** Begin Provided data **
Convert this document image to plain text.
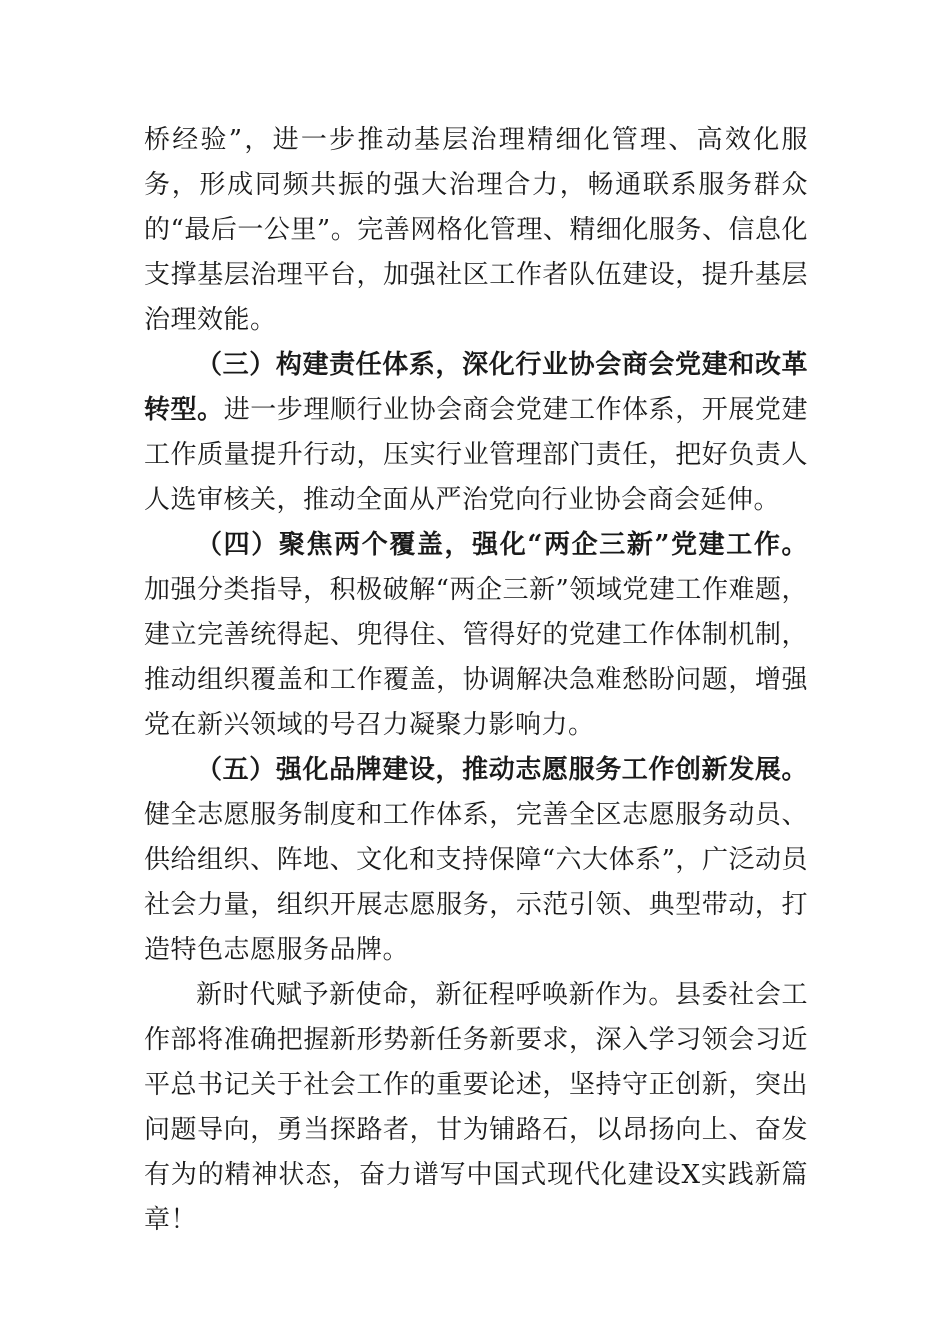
桥经验”，进一步推动基层治理精细化管理、高效化服务，形成同频共振的强大治理合力，畅通联系服务群众的“最后一公里”。完善网格化管理、精细化服务、信息化支撑基层治理平台，加强社区工作者队伍建设，提升基层治理效能。

（三）构建责任体系，深化行业协会商会党建和改革转型。进一步理顺行业协会商会党建工作体系，开展党建工作质量提升行动，压实行业管理部门责任，把好负责人人选审核关，推动全面从严治党向行业协会商会延伸。

（四）聚焦两个覆盖，强化“两企三新”党建工作。加强分类指导，积极破解“两企三新”领域党建工作难题，建立完善统得起、兜得住、管得好的党建工作体制机制，推动组织覆盖和工作覆盖，协调解决急难愁盼问题，增强党在新兴领域的号召力凝聚力影响力。

（五）强化品牌建设，推动志愿服务工作创新发展。健全志愿服务制度和工作体系，完善全区志愿服务动员、供给组织、阵地、文化和支持保障“六大体系”，广泛动员社会力量，组织开展志愿服务，示范引领、典型带动，打造特色志愿服务品牌。

新时代赋予新使命，新征程呼唤新作为。县委社会工作部将准确把握新形势新任务新要求，深入学习领会习近平总书记关于社会工作的重要论述，坚持守正创新，突出问题导向，勇当探路者，甘为铺路石，以昂扬向上、奋发有为的精神状态，奋力谱写中国式现代化建设X实践新篇章！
** End Provided data **
Strip out the images, then output the records above word for word.

Convert this document image to plain text.
桥经验”，进一步推动基层治理精细化管理、高效化服务，形成同频共振的强大治理合力，畅通联系服务群众的“最后一公里”。完善网格化管理、精细化服务、信息化支撑基层治理平台，加强社区工作者队伍建设，提升基层治理效能。

（三）构建责任体系，深化行业协会商会党建和改革转型。进一步理顺行业协会商会党建工作体系，开展党建工作质量提升行动，压实行业管理部门责任，把好负责人人选审核关，推动全面从严治党向行业协会商会延伸。

（四）聚焦两个覆盖，强化“两企三新”党建工作。加强分类指导，积极破解“两企三新”领域党建工作难题，建立完善统得起、兜得住、管得好的党建工作体制机制，推动组织覆盖和工作覆盖，协调解决急难愁盼问题，增强党在新兴领域的号召力凝聚力影响力。

（五）强化品牌建设，推动志愿服务工作创新发展。健全志愿服务制度和工作体系，完善全区志愿服务动员、供给组织、阵地、文化和支持保障“六大体系”，广泛动员社会力量，组织开展志愿服务，示范引领、典型带动，打造特色志愿服务品牌。

新时代赋予新使命，新征程呼唤新作为。县委社会工作部将准确把握新形势新任务新要求，深入学习领会习近平总书记关于社会工作的重要论述，坚持守正创新，突出问题导向，勇当探路者，甘为铺路石，以昂扬向上、奋发有为的精神状态，奋力谱写中国式现代化建设X实践新篇章！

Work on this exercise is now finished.